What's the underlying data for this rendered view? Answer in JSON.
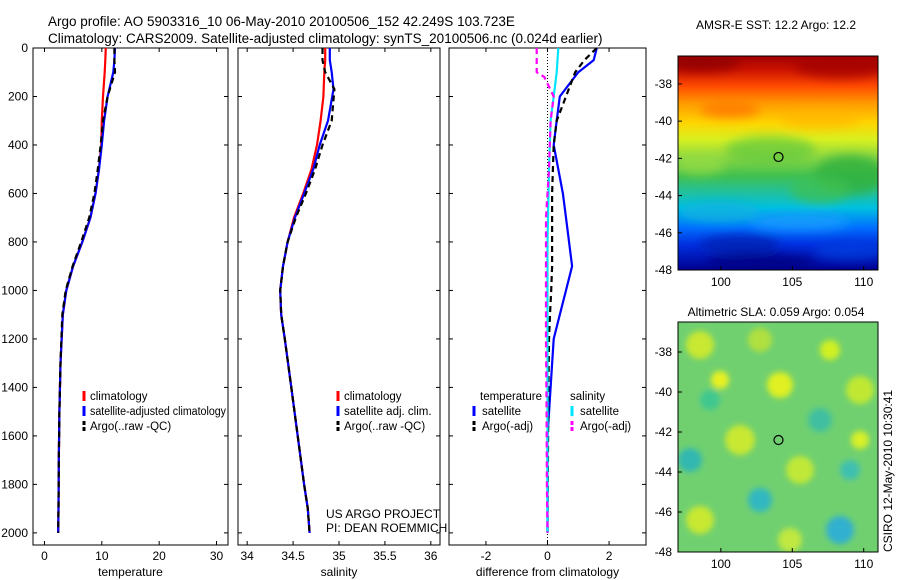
{
  "header": {
    "line1": "Argo profile: AO 5903316_10 06-May-2010 20100506_152 42.249S 103.723E",
    "line2": "Climatology: CARS2009. Satellite-adjusted climatology: synTS_20100506.nc (0.024d earlier)"
  },
  "footer": {
    "project": "US ARGO PROJECT",
    "pi": "PI: DEAN ROEMMICH",
    "credit": "CSIRO 12-May-2010 10:30:41"
  },
  "colors": {
    "climatology": "#ff0000",
    "satellite": "#0000ff",
    "argo": "#000000",
    "sat_salinity": "#00e5ff",
    "argo_salinity": "#ff00ff",
    "zero_line": "#000000"
  },
  "chart_data": [
    {
      "type": "line",
      "xlabel": "temperature",
      "ylabel": "",
      "xlim": [
        -2,
        32
      ],
      "ylim": [
        2050,
        0
      ],
      "xticks": [
        0,
        10,
        20,
        30
      ],
      "yticks": [
        0,
        200,
        400,
        600,
        800,
        1000,
        1200,
        1400,
        1600,
        1800,
        2000
      ],
      "legend_placement": "bottom-right",
      "series": [
        {
          "name": "climatology",
          "color": "climatology",
          "dash": "solid",
          "x": [
            10.7,
            10.6,
            10.5,
            10.2,
            10.0,
            9.9,
            9.5,
            8.9,
            8.0,
            6.6,
            5.0,
            3.8,
            3.2,
            2.8,
            2.6,
            2.5,
            2.45,
            2.4
          ],
          "y": [
            0,
            50,
            100,
            200,
            300,
            400,
            500,
            600,
            700,
            800,
            900,
            1000,
            1100,
            1300,
            1500,
            1700,
            1900,
            2000
          ]
        },
        {
          "name": "satellite-adjusted climatology",
          "color": "satellite",
          "dash": "solid",
          "x": [
            12.3,
            12.2,
            12.0,
            11.0,
            10.4,
            10.0,
            9.5,
            8.9,
            8.0,
            6.6,
            5.0,
            3.8,
            3.2,
            2.8,
            2.6,
            2.5,
            2.45,
            2.4
          ],
          "y": [
            0,
            50,
            100,
            200,
            300,
            400,
            500,
            600,
            700,
            800,
            900,
            1000,
            1100,
            1300,
            1500,
            1700,
            1900,
            2000
          ]
        },
        {
          "name": "Argo(..raw -QC)",
          "color": "argo",
          "dash": "dashed",
          "x": [
            12.2,
            12.2,
            12.3,
            11.0,
            10.2,
            9.8,
            9.3,
            8.7,
            7.8,
            6.4,
            4.9,
            3.7,
            3.1,
            2.8,
            2.6,
            2.5,
            2.45,
            2.4
          ],
          "y": [
            0,
            50,
            100,
            200,
            300,
            400,
            500,
            600,
            700,
            800,
            900,
            1000,
            1100,
            1300,
            1500,
            1700,
            1900,
            2000
          ]
        }
      ]
    },
    {
      "type": "line",
      "xlabel": "salinity",
      "ylabel": "",
      "xlim": [
        33.9,
        36.1
      ],
      "ylim": [
        2050,
        0
      ],
      "xticks": [
        34,
        34.5,
        35,
        35.5,
        36
      ],
      "yticks": [
        0,
        200,
        400,
        600,
        800,
        1000,
        1200,
        1400,
        1600,
        1800,
        2000
      ],
      "legend_placement": "bottom-right",
      "series": [
        {
          "name": "climatology",
          "color": "climatology",
          "dash": "solid",
          "x": [
            34.85,
            34.85,
            34.84,
            34.83,
            34.8,
            34.76,
            34.7,
            34.61,
            34.51,
            34.44,
            34.39,
            34.36,
            34.37,
            34.41,
            34.48,
            34.55,
            34.62,
            34.66,
            34.68
          ],
          "y": [
            0,
            50,
            100,
            200,
            300,
            400,
            500,
            600,
            700,
            800,
            900,
            1000,
            1100,
            1200,
            1400,
            1600,
            1800,
            1900,
            2000
          ]
        },
        {
          "name": "satellite adj. clim.",
          "color": "satellite",
          "dash": "solid",
          "x": [
            34.9,
            34.9,
            34.92,
            34.94,
            34.88,
            34.79,
            34.72,
            34.62,
            34.52,
            34.44,
            34.39,
            34.36,
            34.37,
            34.41,
            34.48,
            34.55,
            34.62,
            34.66,
            34.68
          ],
          "y": [
            0,
            50,
            100,
            170,
            300,
            400,
            500,
            600,
            700,
            800,
            900,
            1000,
            1100,
            1200,
            1400,
            1600,
            1800,
            1900,
            2000
          ]
        },
        {
          "name": "Argo(..raw -QC)",
          "color": "argo",
          "dash": "dashed",
          "x": [
            34.82,
            34.82,
            34.85,
            34.95,
            34.92,
            34.82,
            34.74,
            34.64,
            34.53,
            34.44,
            34.39,
            34.36,
            34.37,
            34.41,
            34.48,
            34.55,
            34.62,
            34.66,
            34.68
          ],
          "y": [
            0,
            50,
            100,
            170,
            300,
            400,
            500,
            600,
            700,
            800,
            900,
            1000,
            1100,
            1200,
            1400,
            1600,
            1800,
            1900,
            2000
          ]
        }
      ]
    },
    {
      "type": "line",
      "xlabel": "difference from climatology",
      "ylabel": "",
      "xlim": [
        -3.2,
        3.2
      ],
      "ylim": [
        2050,
        0
      ],
      "xticks": [
        -2,
        0,
        2
      ],
      "yticks": [
        0,
        200,
        400,
        600,
        800,
        1000,
        1200,
        1400,
        1600,
        1800,
        2000
      ],
      "legend_placement": "bottom",
      "legend_headers": [
        "temperature",
        "salinity"
      ],
      "series": [
        {
          "name": "satellite",
          "group": "temperature",
          "color": "satellite",
          "dash": "solid",
          "x": [
            1.6,
            1.5,
            1.0,
            0.4,
            0.3,
            0.2,
            0.5,
            0.6,
            0.8,
            0.6,
            0.4,
            0.2,
            0.1,
            0.0,
            0.0,
            0.0
          ],
          "y": [
            0,
            50,
            100,
            200,
            300,
            400,
            600,
            700,
            900,
            1000,
            1100,
            1200,
            1400,
            1600,
            1800,
            2000
          ]
        },
        {
          "name": "Argo(-adj)",
          "group": "temperature",
          "color": "argo",
          "dash": "dashed",
          "x": [
            1.6,
            1.2,
            0.9,
            0.6,
            0.3,
            0.2,
            0.15,
            0.15,
            0.15,
            0.12,
            0.08,
            0.05,
            0.03,
            0.02,
            0.01,
            0.0
          ],
          "y": [
            0,
            50,
            100,
            200,
            300,
            400,
            600,
            700,
            900,
            1000,
            1100,
            1200,
            1400,
            1600,
            1800,
            2000
          ]
        },
        {
          "name": "satellite",
          "group": "salinity",
          "color": "sat_salinity",
          "dash": "solid",
          "x": [
            0.35,
            0.3,
            0.25,
            0.1,
            0.05,
            0.0,
            0.0,
            0.0,
            0.0
          ],
          "y": [
            0,
            100,
            150,
            300,
            500,
            800,
            1200,
            1600,
            2000
          ]
        },
        {
          "name": "Argo(-adj)",
          "group": "salinity",
          "color": "argo_salinity",
          "dash": "dashed",
          "x": [
            -0.35,
            -0.35,
            -0.1,
            0.2,
            0.1,
            0.05,
            -0.05,
            -0.05,
            -0.05,
            -0.03,
            -0.02,
            0.0
          ],
          "y": [
            0,
            100,
            120,
            200,
            300,
            500,
            700,
            900,
            1200,
            1500,
            1800,
            2000
          ]
        }
      ]
    },
    {
      "type": "heatmap",
      "title": "AMSR-E SST: 12.2 Argo: 12.2",
      "xlim": [
        97,
        111
      ],
      "ylim": [
        -48,
        -36.5
      ],
      "xticks": [
        100,
        105,
        110
      ],
      "yticks": [
        -38,
        -40,
        -42,
        -44,
        -46,
        -48
      ],
      "colormap": "jet",
      "marker": {
        "lon": 103.723,
        "lat": -42.249
      }
    },
    {
      "type": "heatmap",
      "title": "Altimetric SLA: 0.059 Argo: 0.054",
      "xlim": [
        97,
        111
      ],
      "ylim": [
        -48,
        -36.5
      ],
      "xticks": [
        100,
        105,
        110
      ],
      "yticks": [
        -38,
        -40,
        -42,
        -44,
        -46,
        -48
      ],
      "colormap": "jet",
      "marker": {
        "lon": 103.723,
        "lat": -42.249
      }
    }
  ]
}
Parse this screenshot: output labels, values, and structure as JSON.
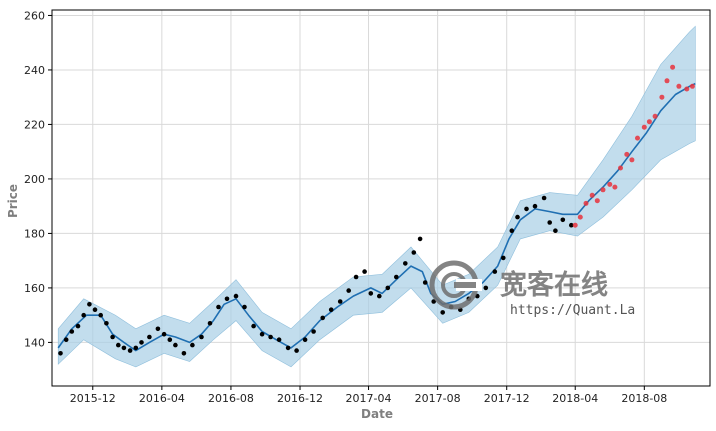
{
  "chart_data": {
    "type": "line",
    "title": "",
    "xlabel": "Date",
    "ylabel": "Price",
    "xlim": [
      "2015-09-20",
      "2018-11-25"
    ],
    "ylim": [
      124,
      262
    ],
    "x_ticks": [
      {
        "label": "2015-12",
        "date": "2015-12-01"
      },
      {
        "label": "2016-04",
        "date": "2016-04-01"
      },
      {
        "label": "2016-08",
        "date": "2016-08-01"
      },
      {
        "label": "2016-12",
        "date": "2016-12-01"
      },
      {
        "label": "2017-04",
        "date": "2017-04-01"
      },
      {
        "label": "2017-08",
        "date": "2017-08-01"
      },
      {
        "label": "2017-12",
        "date": "2017-12-01"
      },
      {
        "label": "2018-04",
        "date": "2018-04-01"
      },
      {
        "label": "2018-08",
        "date": "2018-08-01"
      }
    ],
    "y_ticks": [
      140,
      160,
      180,
      200,
      220,
      240,
      260
    ],
    "grid": true,
    "colors": {
      "forecast_line": "#1f6fb2",
      "uncertainty_band": "#a8cfe6",
      "historical_points": "#000000",
      "future_points": "#e8323c",
      "grid": "#d9d9d9"
    },
    "series": [
      {
        "role": "forecast-trend",
        "points": [
          [
            "2015-10-01",
            138
          ],
          [
            "2015-10-25",
            145
          ],
          [
            "2015-11-20",
            150
          ],
          [
            "2015-12-15",
            150
          ],
          [
            "2016-01-05",
            143
          ],
          [
            "2016-01-25",
            140
          ],
          [
            "2016-02-15",
            137
          ],
          [
            "2016-03-10",
            140
          ],
          [
            "2016-04-05",
            143
          ],
          [
            "2016-04-25",
            142
          ],
          [
            "2016-05-20",
            140
          ],
          [
            "2016-06-10",
            143
          ],
          [
            "2016-07-01",
            148
          ],
          [
            "2016-07-20",
            154
          ],
          [
            "2016-08-10",
            156
          ],
          [
            "2016-09-01",
            150
          ],
          [
            "2016-09-25",
            144
          ],
          [
            "2016-10-20",
            141
          ],
          [
            "2016-11-15",
            138
          ],
          [
            "2016-12-10",
            142
          ],
          [
            "2017-01-05",
            148
          ],
          [
            "2017-02-05",
            153
          ],
          [
            "2017-03-05",
            157
          ],
          [
            "2017-04-05",
            160
          ],
          [
            "2017-04-25",
            158
          ],
          [
            "2017-05-20",
            163
          ],
          [
            "2017-06-15",
            168
          ],
          [
            "2017-07-05",
            166
          ],
          [
            "2017-07-20",
            158
          ],
          [
            "2017-08-10",
            154
          ],
          [
            "2017-09-01",
            155
          ],
          [
            "2017-09-25",
            158
          ],
          [
            "2017-10-20",
            162
          ],
          [
            "2017-11-15",
            168
          ],
          [
            "2017-12-05",
            178
          ],
          [
            "2017-12-25",
            185
          ],
          [
            "2018-01-20",
            189
          ],
          [
            "2018-02-15",
            188
          ],
          [
            "2018-03-10",
            187
          ],
          [
            "2018-04-05",
            187
          ],
          [
            "2018-04-25",
            192
          ],
          [
            "2018-05-20",
            197
          ],
          [
            "2018-06-15",
            203
          ],
          [
            "2018-07-10",
            210
          ],
          [
            "2018-08-05",
            217
          ],
          [
            "2018-08-30",
            225
          ],
          [
            "2018-09-25",
            231
          ],
          [
            "2018-10-20",
            234
          ],
          [
            "2018-10-30",
            235
          ]
        ]
      },
      {
        "role": "uncertainty-interval",
        "points": [
          [
            "2015-10-01",
            132,
            145
          ],
          [
            "2015-11-15",
            141,
            156
          ],
          [
            "2016-01-10",
            134,
            150
          ],
          [
            "2016-02-15",
            131,
            145
          ],
          [
            "2016-04-05",
            136,
            150
          ],
          [
            "2016-05-20",
            133,
            147
          ],
          [
            "2016-07-01",
            141,
            155
          ],
          [
            "2016-08-10",
            148,
            163
          ],
          [
            "2016-09-25",
            137,
            151
          ],
          [
            "2016-11-15",
            131,
            145
          ],
          [
            "2017-01-05",
            141,
            155
          ],
          [
            "2017-03-05",
            150,
            164
          ],
          [
            "2017-04-25",
            151,
            165
          ],
          [
            "2017-06-15",
            160,
            175
          ],
          [
            "2017-08-10",
            147,
            161
          ],
          [
            "2017-09-25",
            151,
            165
          ],
          [
            "2017-11-15",
            161,
            175
          ],
          [
            "2017-12-25",
            178,
            192
          ],
          [
            "2018-02-15",
            181,
            195
          ],
          [
            "2018-04-05",
            179,
            194
          ],
          [
            "2018-05-20",
            186,
            207
          ],
          [
            "2018-07-10",
            196,
            223
          ],
          [
            "2018-08-30",
            207,
            242
          ],
          [
            "2018-10-20",
            213,
            254
          ],
          [
            "2018-10-30",
            214,
            256
          ]
        ]
      },
      {
        "role": "historical",
        "points": [
          [
            "2015-10-05",
            136
          ],
          [
            "2015-10-15",
            141
          ],
          [
            "2015-10-25",
            144
          ],
          [
            "2015-11-05",
            146
          ],
          [
            "2015-11-15",
            150
          ],
          [
            "2015-11-25",
            154
          ],
          [
            "2015-12-05",
            152
          ],
          [
            "2015-12-15",
            150
          ],
          [
            "2015-12-25",
            147
          ],
          [
            "2016-01-05",
            142
          ],
          [
            "2016-01-15",
            139
          ],
          [
            "2016-01-25",
            138
          ],
          [
            "2016-02-05",
            137
          ],
          [
            "2016-02-15",
            138
          ],
          [
            "2016-02-25",
            140
          ],
          [
            "2016-03-10",
            142
          ],
          [
            "2016-03-25",
            145
          ],
          [
            "2016-04-05",
            143
          ],
          [
            "2016-04-15",
            141
          ],
          [
            "2016-04-25",
            139
          ],
          [
            "2016-05-10",
            136
          ],
          [
            "2016-05-25",
            139
          ],
          [
            "2016-06-10",
            142
          ],
          [
            "2016-06-25",
            147
          ],
          [
            "2016-07-10",
            153
          ],
          [
            "2016-07-25",
            156
          ],
          [
            "2016-08-10",
            157
          ],
          [
            "2016-08-25",
            153
          ],
          [
            "2016-09-10",
            146
          ],
          [
            "2016-09-25",
            143
          ],
          [
            "2016-10-10",
            142
          ],
          [
            "2016-10-25",
            141
          ],
          [
            "2016-11-10",
            138
          ],
          [
            "2016-11-25",
            137
          ],
          [
            "2016-12-10",
            141
          ],
          [
            "2016-12-25",
            144
          ],
          [
            "2017-01-10",
            149
          ],
          [
            "2017-01-25",
            152
          ],
          [
            "2017-02-10",
            155
          ],
          [
            "2017-02-25",
            159
          ],
          [
            "2017-03-10",
            164
          ],
          [
            "2017-03-25",
            166
          ],
          [
            "2017-04-05",
            158
          ],
          [
            "2017-04-20",
            157
          ],
          [
            "2017-05-05",
            160
          ],
          [
            "2017-05-20",
            164
          ],
          [
            "2017-06-05",
            169
          ],
          [
            "2017-06-20",
            173
          ],
          [
            "2017-07-01",
            178
          ],
          [
            "2017-07-10",
            162
          ],
          [
            "2017-07-25",
            155
          ],
          [
            "2017-08-10",
            151
          ],
          [
            "2017-08-25",
            153
          ],
          [
            "2017-09-10",
            152
          ],
          [
            "2017-09-25",
            156
          ],
          [
            "2017-10-10",
            157
          ],
          [
            "2017-10-25",
            160
          ],
          [
            "2017-11-10",
            166
          ],
          [
            "2017-11-25",
            171
          ],
          [
            "2017-12-10",
            181
          ],
          [
            "2017-12-20",
            186
          ],
          [
            "2018-01-05",
            189
          ],
          [
            "2018-01-20",
            190
          ],
          [
            "2018-02-05",
            193
          ],
          [
            "2018-02-15",
            184
          ],
          [
            "2018-02-25",
            181
          ],
          [
            "2018-03-10",
            185
          ],
          [
            "2018-03-25",
            183
          ]
        ]
      },
      {
        "role": "future-actual",
        "points": [
          [
            "2018-04-01",
            183
          ],
          [
            "2018-04-10",
            186
          ],
          [
            "2018-04-20",
            191
          ],
          [
            "2018-05-01",
            194
          ],
          [
            "2018-05-10",
            192
          ],
          [
            "2018-05-20",
            196
          ],
          [
            "2018-06-01",
            198
          ],
          [
            "2018-06-10",
            197
          ],
          [
            "2018-06-20",
            204
          ],
          [
            "2018-07-01",
            209
          ],
          [
            "2018-07-10",
            207
          ],
          [
            "2018-07-20",
            215
          ],
          [
            "2018-08-01",
            219
          ],
          [
            "2018-08-10",
            221
          ],
          [
            "2018-08-20",
            223
          ],
          [
            "2018-09-01",
            230
          ],
          [
            "2018-09-10",
            236
          ],
          [
            "2018-09-20",
            241
          ],
          [
            "2018-10-01",
            234
          ],
          [
            "2018-10-15",
            233
          ],
          [
            "2018-10-25",
            234
          ]
        ]
      }
    ]
  },
  "watermark": {
    "text": "宽客在线",
    "url": "https://Quant.La"
  }
}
****************************************
* [What you will do]: The string "adjusted" may appear in lines of the listing above; tally those lines and give the number only.

* [Expected answer]: 2